[PROBLEM DETAILS] Reproduce each of the following records line for line, with no changes.
════════════════════
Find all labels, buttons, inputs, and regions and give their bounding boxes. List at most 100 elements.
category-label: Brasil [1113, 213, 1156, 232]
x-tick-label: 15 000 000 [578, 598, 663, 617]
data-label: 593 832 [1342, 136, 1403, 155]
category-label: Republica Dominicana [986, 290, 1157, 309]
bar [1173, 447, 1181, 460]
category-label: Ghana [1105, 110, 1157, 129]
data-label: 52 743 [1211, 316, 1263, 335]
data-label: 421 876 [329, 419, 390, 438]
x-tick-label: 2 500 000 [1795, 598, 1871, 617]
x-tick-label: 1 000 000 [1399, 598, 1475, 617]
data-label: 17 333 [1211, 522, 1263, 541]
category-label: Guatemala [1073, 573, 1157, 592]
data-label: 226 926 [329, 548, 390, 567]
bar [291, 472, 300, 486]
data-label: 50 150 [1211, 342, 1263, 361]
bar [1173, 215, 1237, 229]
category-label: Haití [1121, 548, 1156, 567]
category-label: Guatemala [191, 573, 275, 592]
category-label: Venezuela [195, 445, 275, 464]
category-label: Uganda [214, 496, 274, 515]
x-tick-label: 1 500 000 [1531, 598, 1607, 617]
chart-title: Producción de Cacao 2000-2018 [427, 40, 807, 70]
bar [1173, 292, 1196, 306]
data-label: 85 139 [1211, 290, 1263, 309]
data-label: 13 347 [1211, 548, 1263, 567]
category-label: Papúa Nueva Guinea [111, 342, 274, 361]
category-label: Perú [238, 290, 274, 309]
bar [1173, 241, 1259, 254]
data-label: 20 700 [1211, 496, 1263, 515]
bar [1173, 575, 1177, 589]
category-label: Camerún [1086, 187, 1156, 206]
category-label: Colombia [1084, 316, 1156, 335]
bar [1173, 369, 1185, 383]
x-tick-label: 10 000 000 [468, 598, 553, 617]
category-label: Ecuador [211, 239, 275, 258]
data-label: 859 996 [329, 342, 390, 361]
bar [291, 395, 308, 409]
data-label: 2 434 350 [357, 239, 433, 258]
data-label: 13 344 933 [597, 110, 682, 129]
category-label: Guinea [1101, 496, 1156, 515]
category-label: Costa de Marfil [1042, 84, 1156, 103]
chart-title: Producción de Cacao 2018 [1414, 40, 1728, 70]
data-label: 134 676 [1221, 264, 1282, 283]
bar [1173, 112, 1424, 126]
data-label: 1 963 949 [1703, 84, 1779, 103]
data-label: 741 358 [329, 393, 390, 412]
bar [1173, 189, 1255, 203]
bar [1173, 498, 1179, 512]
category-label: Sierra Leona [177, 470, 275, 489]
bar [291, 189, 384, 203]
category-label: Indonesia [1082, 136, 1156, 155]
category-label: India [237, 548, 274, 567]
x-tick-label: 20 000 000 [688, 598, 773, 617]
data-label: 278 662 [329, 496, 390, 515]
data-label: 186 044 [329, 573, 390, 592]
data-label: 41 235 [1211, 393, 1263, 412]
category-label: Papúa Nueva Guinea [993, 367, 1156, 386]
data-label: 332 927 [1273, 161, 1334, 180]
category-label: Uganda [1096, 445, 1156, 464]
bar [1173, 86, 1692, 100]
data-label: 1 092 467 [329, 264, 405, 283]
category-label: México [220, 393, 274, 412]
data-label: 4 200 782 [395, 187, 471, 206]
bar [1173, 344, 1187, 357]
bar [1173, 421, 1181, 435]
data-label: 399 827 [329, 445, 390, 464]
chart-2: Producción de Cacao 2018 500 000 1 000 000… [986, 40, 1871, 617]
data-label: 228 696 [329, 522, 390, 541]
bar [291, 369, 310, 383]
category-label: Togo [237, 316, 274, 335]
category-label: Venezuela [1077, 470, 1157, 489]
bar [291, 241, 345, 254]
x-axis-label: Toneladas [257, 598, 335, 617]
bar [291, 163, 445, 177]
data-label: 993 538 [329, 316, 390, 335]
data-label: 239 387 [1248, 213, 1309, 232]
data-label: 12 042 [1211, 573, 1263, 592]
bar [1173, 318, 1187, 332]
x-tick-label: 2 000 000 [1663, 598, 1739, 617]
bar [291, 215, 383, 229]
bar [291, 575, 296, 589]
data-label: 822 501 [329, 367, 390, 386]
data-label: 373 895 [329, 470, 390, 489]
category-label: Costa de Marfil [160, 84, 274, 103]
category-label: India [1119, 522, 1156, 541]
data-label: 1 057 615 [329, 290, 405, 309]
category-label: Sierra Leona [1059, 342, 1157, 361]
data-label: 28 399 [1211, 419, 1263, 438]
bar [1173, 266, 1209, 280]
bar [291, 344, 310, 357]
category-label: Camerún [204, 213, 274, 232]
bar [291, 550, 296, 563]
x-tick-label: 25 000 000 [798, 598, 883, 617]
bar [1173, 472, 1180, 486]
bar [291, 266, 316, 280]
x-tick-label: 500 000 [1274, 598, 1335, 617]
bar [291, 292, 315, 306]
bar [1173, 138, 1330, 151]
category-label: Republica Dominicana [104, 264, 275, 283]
════════════════════
[FINISHED ANSWER]
Find all labels, buttons, inputs, and regions and give their bounding boxes. List at most 100 elements.
category-label: Brasil [1113, 213, 1156, 232]
x-tick-label: 15 000 000 [578, 598, 663, 617]
data-label: 593 832 [1342, 136, 1403, 155]
category-label: Republica Dominicana [986, 290, 1157, 309]
bar [1173, 447, 1181, 460]
category-label: Ghana [1105, 110, 1157, 129]
data-label: 52 743 [1211, 316, 1263, 335]
data-label: 421 876 [329, 419, 390, 438]
x-tick-label: 2 500 000 [1795, 598, 1871, 617]
x-tick-label: 1 000 000 [1399, 598, 1475, 617]
data-label: 17 333 [1211, 522, 1263, 541]
category-label: Guatemala [1073, 573, 1157, 592]
data-label: 226 926 [329, 548, 390, 567]
bar [291, 472, 300, 486]
data-label: 50 150 [1211, 342, 1263, 361]
bar [1173, 215, 1237, 229]
category-label: Haití [1121, 548, 1156, 567]
category-label: Guatemala [191, 573, 275, 592]
category-label: Venezuela [195, 445, 275, 464]
category-label: Uganda [214, 496, 274, 515]
x-tick-label: 1 500 000 [1531, 598, 1607, 617]
chart-title: Producción de Cacao 2000-2018 [427, 40, 807, 70]
bar [1173, 292, 1196, 306]
data-label: 85 139 [1211, 290, 1263, 309]
data-label: 13 347 [1211, 548, 1263, 567]
category-label: Papúa Nueva Guinea [111, 342, 274, 361]
category-label: Perú [238, 290, 274, 309]
bar [1173, 241, 1259, 254]
data-label: 20 700 [1211, 496, 1263, 515]
bar [1173, 575, 1177, 589]
category-label: Camerún [1086, 187, 1156, 206]
category-label: Colombia [1084, 316, 1156, 335]
bar [1173, 369, 1185, 383]
x-tick-label: 10 000 000 [468, 598, 553, 617]
category-label: Ecuador [211, 239, 275, 258]
data-label: 859 996 [329, 342, 390, 361]
bar [291, 395, 308, 409]
data-label: 2 434 350 [357, 239, 433, 258]
data-label: 13 344 933 [597, 110, 682, 129]
category-label: Guinea [1101, 496, 1156, 515]
category-label: Costa de Marfil [1042, 84, 1156, 103]
chart-title: Producción de Cacao 2018 [1414, 40, 1728, 70]
data-label: 134 676 [1221, 264, 1282, 283]
bar [1173, 112, 1424, 126]
data-label: 1 963 949 [1703, 84, 1779, 103]
data-label: 741 358 [329, 393, 390, 412]
bar [1173, 189, 1255, 203]
bar [1173, 498, 1179, 512]
category-label: Sierra Leona [177, 470, 275, 489]
bar [291, 189, 384, 203]
category-label: Indonesia [1082, 136, 1156, 155]
category-label: India [237, 548, 274, 567]
x-tick-label: 20 000 000 [688, 598, 773, 617]
data-label: 278 662 [329, 496, 390, 515]
data-label: 186 044 [329, 573, 390, 592]
data-label: 41 235 [1211, 393, 1263, 412]
category-label: Papúa Nueva Guinea [993, 367, 1156, 386]
data-label: 332 927 [1273, 161, 1334, 180]
category-label: Uganda [1096, 445, 1156, 464]
bar [1173, 86, 1692, 100]
data-label: 1 092 467 [329, 264, 405, 283]
category-label: México [220, 393, 274, 412]
data-label: 4 200 782 [395, 187, 471, 206]
bar [1173, 344, 1187, 357]
bar [1173, 421, 1181, 435]
data-label: 399 827 [329, 445, 390, 464]
chart-2: Producción de Cacao 2018 500 000 1 000 000… [986, 40, 1871, 617]
data-label: 228 696 [329, 522, 390, 541]
bar [291, 369, 310, 383]
category-label: Togo [237, 316, 274, 335]
category-label: Venezuela [1077, 470, 1157, 489]
bar [291, 241, 345, 254]
x-axis-label: Toneladas [257, 598, 335, 617]
bar [291, 163, 445, 177]
data-label: 993 538 [329, 316, 390, 335]
data-label: 239 387 [1248, 213, 1309, 232]
data-label: 12 042 [1211, 573, 1263, 592]
bar [1173, 318, 1187, 332]
x-tick-label: 2 000 000 [1663, 598, 1739, 617]
bar [291, 215, 383, 229]
bar [291, 575, 296, 589]
data-label: 822 501 [329, 367, 390, 386]
data-label: 373 895 [329, 470, 390, 489]
category-label: Costa de Marfil [160, 84, 274, 103]
category-label: India [1119, 522, 1156, 541]
data-label: 1 057 615 [329, 290, 405, 309]
category-label: Sierra Leona [1059, 342, 1157, 361]
data-label: 28 399 [1211, 419, 1263, 438]
bar [1173, 266, 1209, 280]
bar [291, 344, 310, 357]
category-label: Camerún [204, 213, 274, 232]
bar [291, 550, 296, 563]
x-tick-label: 25 000 000 [798, 598, 883, 617]
bar [1173, 472, 1180, 486]
bar [291, 266, 316, 280]
x-tick-label: 500 000 [1274, 598, 1335, 617]
bar [291, 292, 315, 306]
bar [1173, 138, 1330, 151]
category-label: Republica Dominicana [104, 264, 275, 283]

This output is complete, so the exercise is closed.